▸ WHAT YOU SHOULD DO:
Transcribe the whole listing without a single picture.

-- begin TASK MATERIAL --

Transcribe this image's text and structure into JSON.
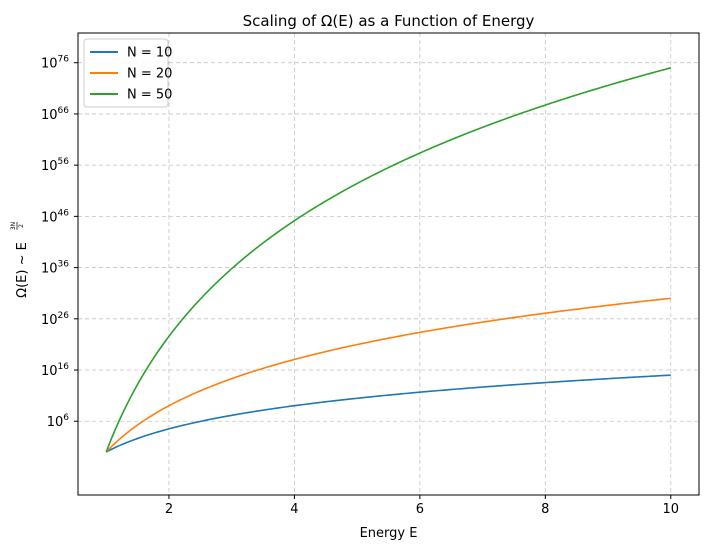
{
  "chart_data": {
    "type": "line",
    "title": "Scaling of Ω(E) as a Function of Energy",
    "xlabel": "Energy E",
    "ylabel": "Ω(E) ~ E^(3N/2)",
    "ylabel_parts": {
      "main": "Ω(E) ~ E",
      "exp_num": "3N",
      "exp_den": "2"
    },
    "xlim": [
      0.55,
      10.45
    ],
    "ylim_log10": [
      -8.4,
      81.8
    ],
    "yscale": "log",
    "xticks": [
      2,
      4,
      6,
      8,
      10
    ],
    "xtick_labels": [
      "2",
      "4",
      "6",
      "8",
      "10"
    ],
    "yticks_exponents": [
      6,
      16,
      26,
      36,
      46,
      56,
      66,
      76
    ],
    "ytick_base": "10",
    "grid": true,
    "legend_position": "upper left",
    "x_range": [
      1,
      10
    ],
    "series": [
      {
        "name": "N = 10",
        "exponent": 15,
        "color": "#1f77b4"
      },
      {
        "name": "N = 20",
        "exponent": 30,
        "color": "#ff7f0e"
      },
      {
        "name": "N = 50",
        "exponent": 75,
        "color": "#2ca02c"
      }
    ]
  }
}
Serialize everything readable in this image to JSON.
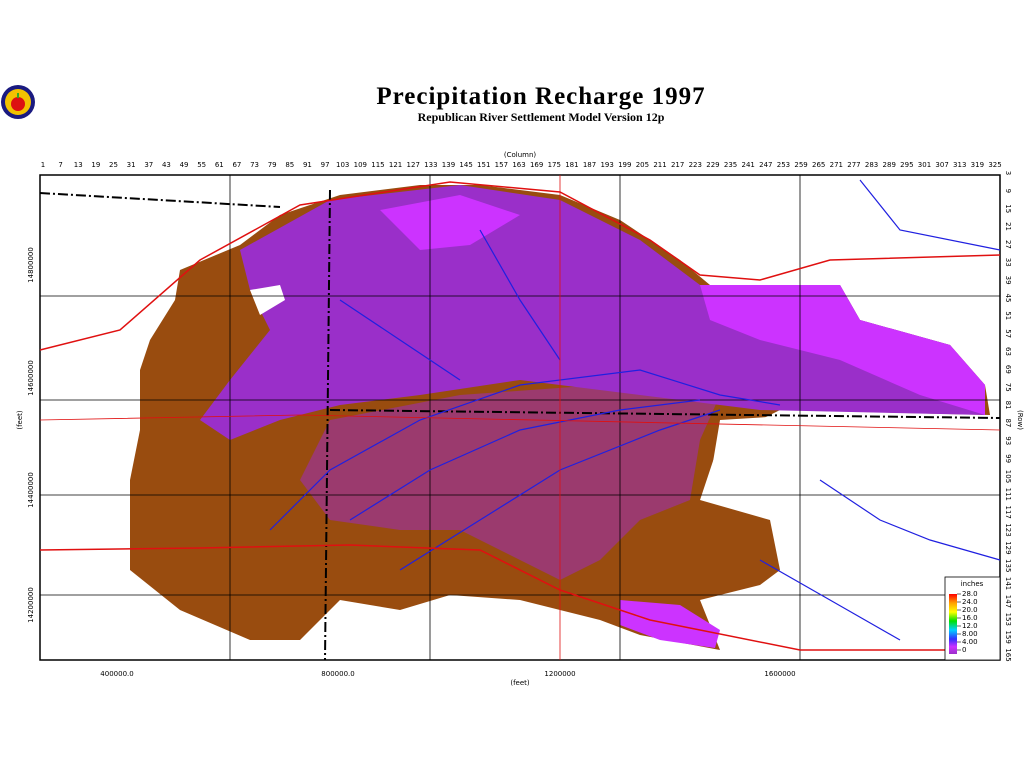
{
  "header": {
    "title": "Precipitation Recharge 1997",
    "subtitle": "Republican River Settlement Model Version 12p"
  },
  "top_axis": {
    "label": "(Column)",
    "ticks": [
      "1",
      "7",
      "13",
      "19",
      "25",
      "31",
      "37",
      "43",
      "49",
      "55",
      "61",
      "67",
      "73",
      "79",
      "85",
      "91",
      "97",
      "103",
      "109",
      "115",
      "121",
      "127",
      "133",
      "139",
      "145",
      "151",
      "157",
      "163",
      "169",
      "175",
      "181",
      "187",
      "193",
      "199",
      "205",
      "211",
      "217",
      "223",
      "229",
      "235",
      "241",
      "247",
      "253",
      "259",
      "265",
      "271",
      "277",
      "283",
      "289",
      "295",
      "301",
      "307",
      "313",
      "319",
      "325"
    ]
  },
  "right_axis": {
    "label": "(Row)",
    "ticks": [
      "3",
      "9",
      "15",
      "21",
      "27",
      "33",
      "39",
      "45",
      "51",
      "57",
      "63",
      "69",
      "75",
      "81",
      "87",
      "93",
      "99",
      "105",
      "111",
      "117",
      "123",
      "129",
      "135",
      "141",
      "147",
      "153",
      "159",
      "165"
    ]
  },
  "bottom_axis": {
    "label": "(feet)",
    "ticks": [
      "400000.0",
      "800000.0",
      "1200000",
      "1600000"
    ]
  },
  "left_axis": {
    "label": "(feet)",
    "ticks": [
      "14800000",
      "14600000",
      "14400000",
      "14200000"
    ]
  },
  "legend": {
    "title": "inches",
    "labels": [
      "28.0",
      "24.0",
      "20.0",
      "16.0",
      "12.0",
      "8.00",
      "4.00",
      "0"
    ]
  }
}
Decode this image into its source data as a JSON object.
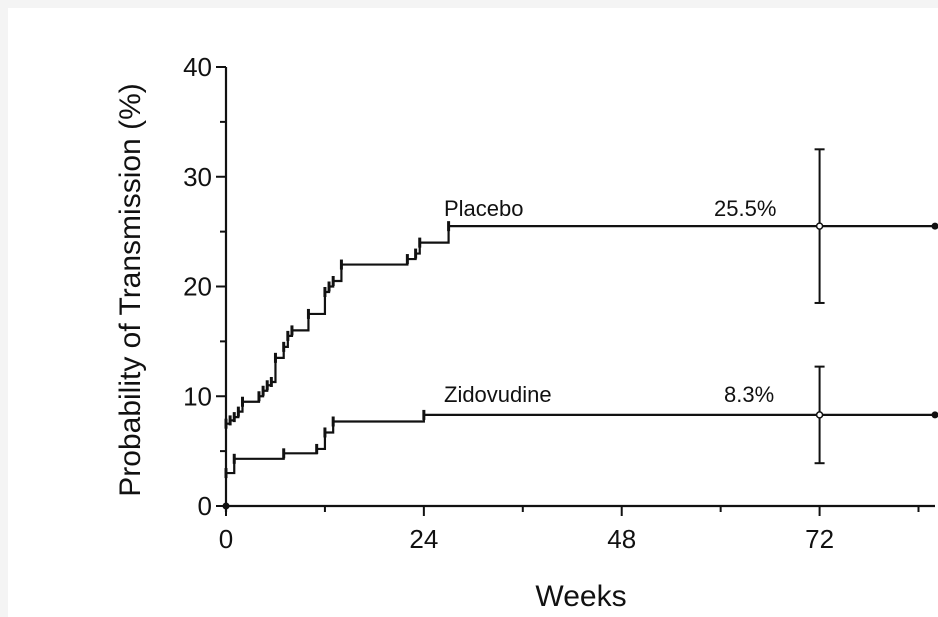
{
  "chart_data": {
    "type": "line",
    "title": "",
    "xlabel": "Weeks",
    "ylabel": "Probability of Transmission (%)",
    "xlim": [
      0,
      86
    ],
    "ylim": [
      0,
      40
    ],
    "x_ticks": [
      0,
      24,
      48,
      72
    ],
    "y_ticks": [
      0,
      10,
      20,
      30,
      40
    ],
    "grid": false,
    "legend": "none",
    "series": [
      {
        "name": "Placebo",
        "color": "#111111",
        "final_label": "25.5%",
        "steps": [
          [
            0,
            7.5
          ],
          [
            0.5,
            7.8
          ],
          [
            1,
            8.1
          ],
          [
            1.5,
            8.6
          ],
          [
            2,
            9.5
          ],
          [
            4,
            10.0
          ],
          [
            4.5,
            10.5
          ],
          [
            5,
            11.0
          ],
          [
            5.5,
            11.3
          ],
          [
            6,
            13.5
          ],
          [
            7,
            14.5
          ],
          [
            7.5,
            15.5
          ],
          [
            8,
            16.0
          ],
          [
            10,
            17.5
          ],
          [
            12,
            19.5
          ],
          [
            12.5,
            20.0
          ],
          [
            13,
            20.5
          ],
          [
            14,
            22.0
          ],
          [
            22,
            22.5
          ],
          [
            23,
            23.0
          ],
          [
            23.5,
            24.0
          ],
          [
            27,
            25.5
          ],
          [
            86,
            25.5
          ]
        ],
        "error_bar": {
          "x": 72,
          "y": 25.5,
          "lower": 18.5,
          "upper": 32.5
        }
      },
      {
        "name": "Zidovudine",
        "color": "#111111",
        "final_label": "8.3%",
        "steps": [
          [
            0,
            3.0
          ],
          [
            1,
            4.3
          ],
          [
            7,
            4.8
          ],
          [
            11,
            5.2
          ],
          [
            12,
            6.7
          ],
          [
            13,
            7.7
          ],
          [
            24,
            8.3
          ],
          [
            86,
            8.3
          ]
        ],
        "error_bar": {
          "x": 72,
          "y": 8.3,
          "lower": 3.9,
          "upper": 12.7
        }
      }
    ]
  }
}
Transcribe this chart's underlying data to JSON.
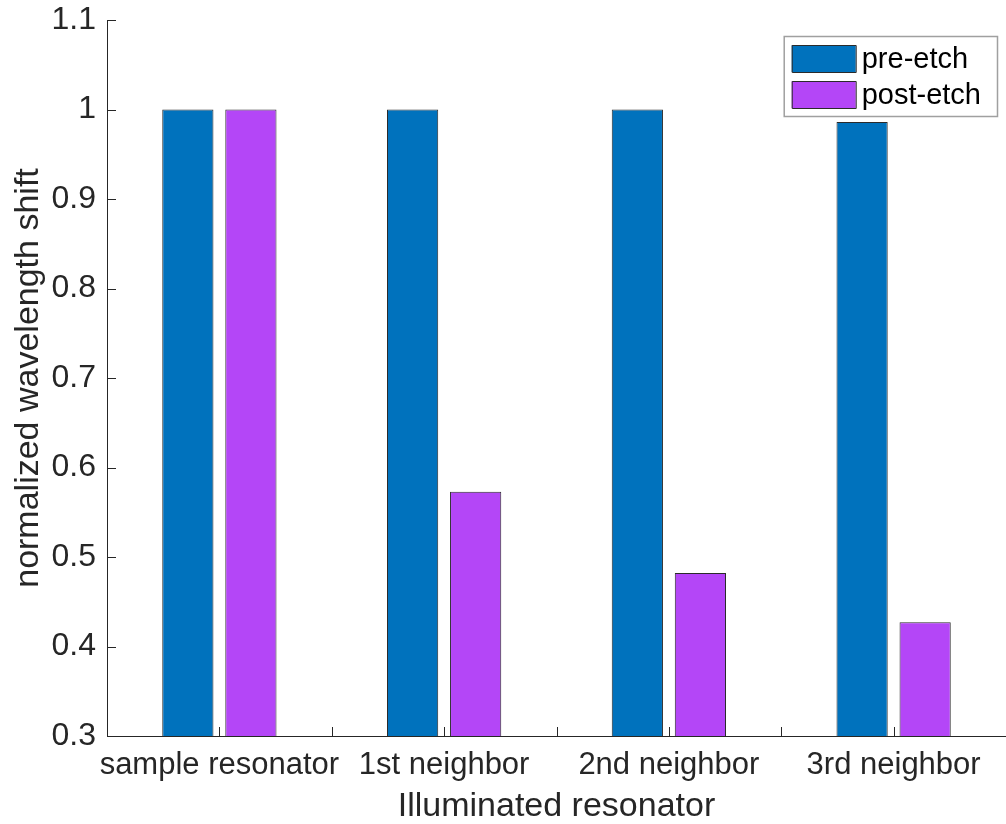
{
  "chart_data": {
    "type": "bar",
    "xlabel": "Illuminated resonator",
    "ylabel": "normalized wavelength shift",
    "categories": [
      "sample resonator",
      "1st neighbor",
      "2nd neighbor",
      "3rd neighbor"
    ],
    "series": [
      {
        "name": "pre-etch",
        "color": "#0072bd",
        "values": [
          1,
          1,
          1,
          0.986
        ]
      },
      {
        "name": "post-etch",
        "color": "#b446f7",
        "values": [
          1,
          0.573,
          0.482,
          0.427
        ]
      }
    ],
    "ylim": [
      0.3,
      1.1
    ],
    "yticks": [
      0.3,
      0.4,
      0.5,
      0.6,
      0.7,
      0.8,
      0.9,
      1,
      1.1
    ],
    "legend": "top right"
  }
}
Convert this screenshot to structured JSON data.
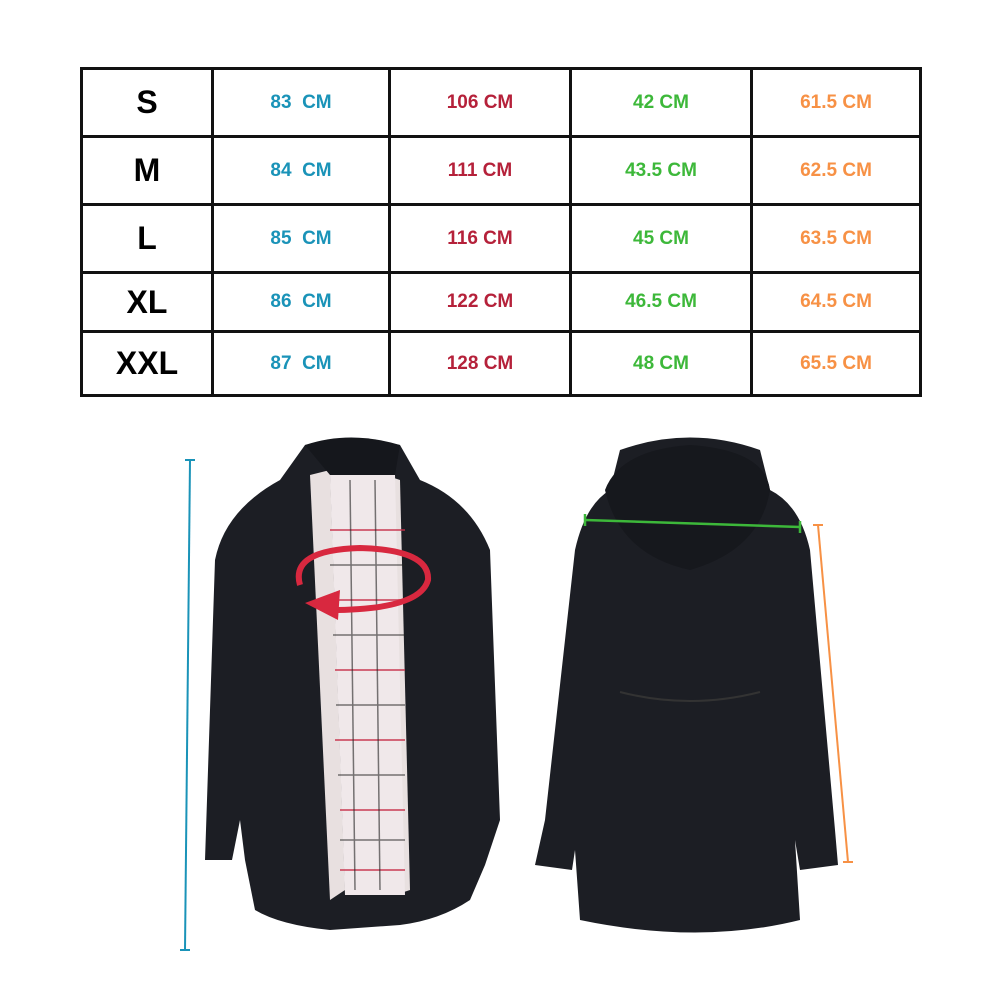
{
  "colors": {
    "col1": "#1a93b8",
    "col2": "#b5213a",
    "col3": "#3db83a",
    "col4": "#f79145",
    "border": "#111111",
    "jacket": "#1c1e24"
  },
  "size_table": {
    "rows": [
      {
        "size": "S",
        "values": [
          "83  CM",
          "106 CM",
          "42 CM",
          "61.5 CM"
        ]
      },
      {
        "size": "M",
        "values": [
          "84  CM",
          "111 CM",
          "43.5 CM",
          "62.5 CM"
        ]
      },
      {
        "size": "L",
        "values": [
          "85  CM",
          "116 CM",
          "45 CM",
          "63.5 CM"
        ]
      },
      {
        "size": "XL",
        "values": [
          "86  CM",
          "122 CM",
          "46.5 CM",
          "64.5 CM"
        ]
      },
      {
        "size": "XXL",
        "values": [
          "87  CM",
          "128 CM",
          "48 CM",
          "65.5 CM"
        ]
      }
    ]
  },
  "illustration": {
    "front": "front-jacket-image",
    "back": "back-jacket-image",
    "markers": [
      "length-line",
      "chest-arrow",
      "shoulder-line",
      "sleeve-line"
    ]
  }
}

-- end TASK MATERIAL --

▸ WRITTEN ANSWER:
Transcribe this image's text and structure into JSON.
{
  "chart_data": {
    "type": "line",
    "title": "Scaling of Ω(E) as a Function of Energy",
    "xlabel": "Energy E",
    "ylabel": "Ω(E) ~ E^(3N/2)",
    "ylabel_parts": {
      "main": "Ω(E) ~ E",
      "exp_num": "3N",
      "exp_den": "2"
    },
    "xlim": [
      0.55,
      10.45
    ],
    "ylim_log10": [
      -8.4,
      81.8
    ],
    "yscale": "log",
    "xticks": [
      2,
      4,
      6,
      8,
      10
    ],
    "xtick_labels": [
      "2",
      "4",
      "6",
      "8",
      "10"
    ],
    "yticks_exponents": [
      6,
      16,
      26,
      36,
      46,
      56,
      66,
      76
    ],
    "ytick_base": "10",
    "grid": true,
    "legend_position": "upper left",
    "x_range": [
      1,
      10
    ],
    "series": [
      {
        "name": "N = 10",
        "exponent": 15,
        "color": "#1f77b4"
      },
      {
        "name": "N = 20",
        "exponent": 30,
        "color": "#ff7f0e"
      },
      {
        "name": "N = 50",
        "exponent": 75,
        "color": "#2ca02c"
      }
    ]
  }
}
Serialize everything readable in this image to JSON.
{
  "header": {
    "title": "Precipitation Recharge 1997",
    "subtitle": "Republican River Settlement Model Version 12p"
  },
  "top_axis": {
    "label": "(Column)",
    "ticks": [
      "1",
      "7",
      "13",
      "19",
      "25",
      "31",
      "37",
      "43",
      "49",
      "55",
      "61",
      "67",
      "73",
      "79",
      "85",
      "91",
      "97",
      "103",
      "109",
      "115",
      "121",
      "127",
      "133",
      "139",
      "145",
      "151",
      "157",
      "163",
      "169",
      "175",
      "181",
      "187",
      "193",
      "199",
      "205",
      "211",
      "217",
      "223",
      "229",
      "235",
      "241",
      "247",
      "253",
      "259",
      "265",
      "271",
      "277",
      "283",
      "289",
      "295",
      "301",
      "307",
      "313",
      "319",
      "325"
    ]
  },
  "right_axis": {
    "label": "(Row)",
    "ticks": [
      "3",
      "9",
      "15",
      "21",
      "27",
      "33",
      "39",
      "45",
      "51",
      "57",
      "63",
      "69",
      "75",
      "81",
      "87",
      "93",
      "99",
      "105",
      "111",
      "117",
      "123",
      "129",
      "135",
      "141",
      "147",
      "153",
      "159",
      "165"
    ]
  },
  "bottom_axis": {
    "label": "(feet)",
    "ticks": [
      "400000.0",
      "800000.0",
      "1200000",
      "1600000"
    ]
  },
  "left_axis": {
    "label": "(feet)",
    "ticks": [
      "14800000",
      "14600000",
      "14400000",
      "14200000"
    ]
  },
  "legend": {
    "title": "inches",
    "labels": [
      "28.0",
      "24.0",
      "20.0",
      "16.0",
      "12.0",
      "8.00",
      "4.00",
      "0"
    ]
  }
}
Decode this image into its source data as a JSON object.
{
  "chart_data": {
    "type": "line",
    "title": "",
    "xlabel": "Weeks",
    "ylabel": "Probability of Transmission (%)",
    "xlim": [
      0,
      86
    ],
    "ylim": [
      0,
      40
    ],
    "x_ticks": [
      0,
      24,
      48,
      72
    ],
    "y_ticks": [
      0,
      10,
      20,
      30,
      40
    ],
    "grid": false,
    "legend": "none",
    "series": [
      {
        "name": "Placebo",
        "color": "#111111",
        "final_label": "25.5%",
        "steps": [
          [
            0,
            7.5
          ],
          [
            0.5,
            7.8
          ],
          [
            1,
            8.1
          ],
          [
            1.5,
            8.6
          ],
          [
            2,
            9.5
          ],
          [
            4,
            10.0
          ],
          [
            4.5,
            10.5
          ],
          [
            5,
            11.0
          ],
          [
            5.5,
            11.3
          ],
          [
            6,
            13.5
          ],
          [
            7,
            14.5
          ],
          [
            7.5,
            15.5
          ],
          [
            8,
            16.0
          ],
          [
            10,
            17.5
          ],
          [
            12,
            19.5
          ],
          [
            12.5,
            20.0
          ],
          [
            13,
            20.5
          ],
          [
            14,
            22.0
          ],
          [
            22,
            22.5
          ],
          [
            23,
            23.0
          ],
          [
            23.5,
            24.0
          ],
          [
            27,
            25.5
          ],
          [
            86,
            25.5
          ]
        ],
        "error_bar": {
          "x": 72,
          "y": 25.5,
          "lower": 18.5,
          "upper": 32.5
        }
      },
      {
        "name": "Zidovudine",
        "color": "#111111",
        "final_label": "8.3%",
        "steps": [
          [
            0,
            3.0
          ],
          [
            1,
            4.3
          ],
          [
            7,
            4.8
          ],
          [
            11,
            5.2
          ],
          [
            12,
            6.7
          ],
          [
            13,
            7.7
          ],
          [
            24,
            8.3
          ],
          [
            86,
            8.3
          ]
        ],
        "error_bar": {
          "x": 72,
          "y": 8.3,
          "lower": 3.9,
          "upper": 12.7
        }
      }
    ]
  }
}
Transcribe this chart's underlying data to JSON.
{
  "chart_data": {
    "type": "bar",
    "xlabel": "Illuminated resonator",
    "ylabel": "normalized wavelength shift",
    "categories": [
      "sample resonator",
      "1st neighbor",
      "2nd neighbor",
      "3rd neighbor"
    ],
    "series": [
      {
        "name": "pre-etch",
        "color": "#0072bd",
        "values": [
          1,
          1,
          1,
          0.986
        ]
      },
      {
        "name": "post-etch",
        "color": "#b446f7",
        "values": [
          1,
          0.573,
          0.482,
          0.427
        ]
      }
    ],
    "ylim": [
      0.3,
      1.1
    ],
    "yticks": [
      0.3,
      0.4,
      0.5,
      0.6,
      0.7,
      0.8,
      0.9,
      1,
      1.1
    ],
    "legend": "top right"
  }
}
Convert this screenshot to structured JSON data.
{
  "colors": {
    "col1": "#1a93b8",
    "col2": "#b5213a",
    "col3": "#3db83a",
    "col4": "#f79145",
    "border": "#111111",
    "jacket": "#1c1e24"
  },
  "size_table": {
    "rows": [
      {
        "size": "S",
        "values": [
          "83  CM",
          "106 CM",
          "42 CM",
          "61.5 CM"
        ]
      },
      {
        "size": "M",
        "values": [
          "84  CM",
          "111 CM",
          "43.5 CM",
          "62.5 CM"
        ]
      },
      {
        "size": "L",
        "values": [
          "85  CM",
          "116 CM",
          "45 CM",
          "63.5 CM"
        ]
      },
      {
        "size": "XL",
        "values": [
          "86  CM",
          "122 CM",
          "46.5 CM",
          "64.5 CM"
        ]
      },
      {
        "size": "XXL",
        "values": [
          "87  CM",
          "128 CM",
          "48 CM",
          "65.5 CM"
        ]
      }
    ]
  },
  "illustration": {
    "front": "front-jacket-image",
    "back": "back-jacket-image",
    "markers": [
      "length-line",
      "chest-arrow",
      "shoulder-line",
      "sleeve-line"
    ]
  }
}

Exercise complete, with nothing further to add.